DATA TO PROCESS ->
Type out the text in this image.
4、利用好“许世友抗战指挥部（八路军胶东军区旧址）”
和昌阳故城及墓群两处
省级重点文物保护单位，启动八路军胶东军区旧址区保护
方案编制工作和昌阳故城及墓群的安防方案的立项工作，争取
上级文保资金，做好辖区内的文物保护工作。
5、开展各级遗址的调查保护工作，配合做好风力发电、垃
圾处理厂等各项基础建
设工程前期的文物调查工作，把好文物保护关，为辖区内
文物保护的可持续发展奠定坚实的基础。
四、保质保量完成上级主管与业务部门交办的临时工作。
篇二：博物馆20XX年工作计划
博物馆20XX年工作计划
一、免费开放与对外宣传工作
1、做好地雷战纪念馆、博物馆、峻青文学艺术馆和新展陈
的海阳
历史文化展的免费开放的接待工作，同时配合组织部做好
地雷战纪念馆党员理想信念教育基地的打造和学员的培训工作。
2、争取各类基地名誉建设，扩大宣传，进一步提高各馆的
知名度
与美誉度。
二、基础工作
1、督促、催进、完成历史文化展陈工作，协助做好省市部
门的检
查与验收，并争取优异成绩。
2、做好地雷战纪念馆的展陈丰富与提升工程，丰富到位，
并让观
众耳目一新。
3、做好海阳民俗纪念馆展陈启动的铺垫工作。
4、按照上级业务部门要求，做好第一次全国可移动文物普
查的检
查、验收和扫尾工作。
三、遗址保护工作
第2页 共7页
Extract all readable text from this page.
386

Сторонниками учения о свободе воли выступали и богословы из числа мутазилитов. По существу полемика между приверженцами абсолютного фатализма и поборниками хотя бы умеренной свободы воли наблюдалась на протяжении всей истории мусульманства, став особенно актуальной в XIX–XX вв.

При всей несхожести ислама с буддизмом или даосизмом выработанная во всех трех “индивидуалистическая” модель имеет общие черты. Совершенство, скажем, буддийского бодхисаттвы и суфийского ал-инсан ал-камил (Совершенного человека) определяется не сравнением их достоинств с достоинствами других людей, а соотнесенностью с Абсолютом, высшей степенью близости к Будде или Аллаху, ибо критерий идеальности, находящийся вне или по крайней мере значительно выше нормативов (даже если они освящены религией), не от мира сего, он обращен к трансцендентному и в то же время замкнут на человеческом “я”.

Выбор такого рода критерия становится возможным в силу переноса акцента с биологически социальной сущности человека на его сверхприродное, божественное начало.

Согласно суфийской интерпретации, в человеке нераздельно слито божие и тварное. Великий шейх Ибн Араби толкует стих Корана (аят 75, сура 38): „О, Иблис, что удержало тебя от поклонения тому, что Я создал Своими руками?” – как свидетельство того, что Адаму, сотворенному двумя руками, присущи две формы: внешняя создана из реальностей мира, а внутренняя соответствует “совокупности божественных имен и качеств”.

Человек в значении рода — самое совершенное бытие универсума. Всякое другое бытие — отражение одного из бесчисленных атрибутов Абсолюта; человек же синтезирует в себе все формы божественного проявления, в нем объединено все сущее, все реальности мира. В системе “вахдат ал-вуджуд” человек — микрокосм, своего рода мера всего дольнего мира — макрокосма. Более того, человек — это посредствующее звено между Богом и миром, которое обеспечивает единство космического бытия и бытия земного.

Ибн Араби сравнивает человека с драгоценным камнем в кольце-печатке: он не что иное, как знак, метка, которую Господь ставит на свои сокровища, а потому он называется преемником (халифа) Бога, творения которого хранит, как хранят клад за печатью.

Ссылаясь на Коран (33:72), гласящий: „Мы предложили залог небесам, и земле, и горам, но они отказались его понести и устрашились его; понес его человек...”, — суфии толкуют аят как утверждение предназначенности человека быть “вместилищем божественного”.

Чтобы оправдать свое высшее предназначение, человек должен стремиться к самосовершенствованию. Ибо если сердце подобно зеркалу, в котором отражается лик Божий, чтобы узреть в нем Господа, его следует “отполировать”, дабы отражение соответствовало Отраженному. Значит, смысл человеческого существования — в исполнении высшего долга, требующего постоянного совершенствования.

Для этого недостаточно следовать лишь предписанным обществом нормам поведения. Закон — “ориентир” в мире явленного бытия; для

WHAT THE TASK ASKS -> Filter the records above for lines containing the word "this", and copy those lines.

RESULT ->
Type out the text in this image.
Extract all readable text from this page.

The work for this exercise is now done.